__GIVEN INSTRUCTION__:
Look through the records that follow. Copy every line containing the word "color".
--- begin DATA LINES ---
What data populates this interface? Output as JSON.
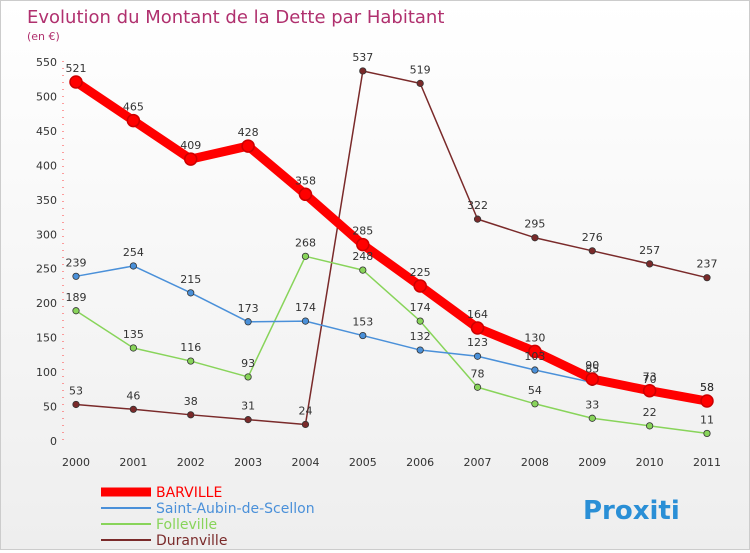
{
  "chart_data": {
    "type": "line",
    "title": "Evolution du Montant de la Dette par Habitant",
    "subtitle": "(en €)",
    "xlabel": "",
    "ylabel": "",
    "x": [
      "2000",
      "2001",
      "2002",
      "2003",
      "2004",
      "2005",
      "2006",
      "2007",
      "2008",
      "2009",
      "2010",
      "2011"
    ],
    "ylim": [
      0,
      550
    ],
    "yticks": [
      0,
      50,
      100,
      150,
      200,
      250,
      300,
      350,
      400,
      450,
      500,
      550
    ],
    "grid": false,
    "legend_position": "bottom-left",
    "series": [
      {
        "name": "BARVILLE",
        "color": "#ff0000",
        "values": [
          521,
          465,
          409,
          428,
          358,
          285,
          225,
          164,
          130,
          90,
          73,
          58
        ]
      },
      {
        "name": "Saint-Aubin-de-Scellon",
        "color": "#4a90d9",
        "values": [
          239,
          254,
          215,
          173,
          174,
          153,
          132,
          123,
          103,
          85,
          70,
          58
        ]
      },
      {
        "name": "Folleville",
        "color": "#88d45a",
        "values": [
          189,
          135,
          116,
          93,
          268,
          248,
          174,
          78,
          54,
          33,
          22,
          11
        ]
      },
      {
        "name": "Duranville",
        "color": "#7a2a2a",
        "values": [
          53,
          46,
          38,
          31,
          24,
          537,
          519,
          322,
          295,
          276,
          257,
          237
        ]
      }
    ]
  },
  "logo": {
    "text": "Proxiti"
  }
}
--- end DATA LINES ---
__RESULT__:
        "color": "#ff0000",
        "color": "#4a90d9",
        "color": "#88d45a",
        "color": "#7a2a2a",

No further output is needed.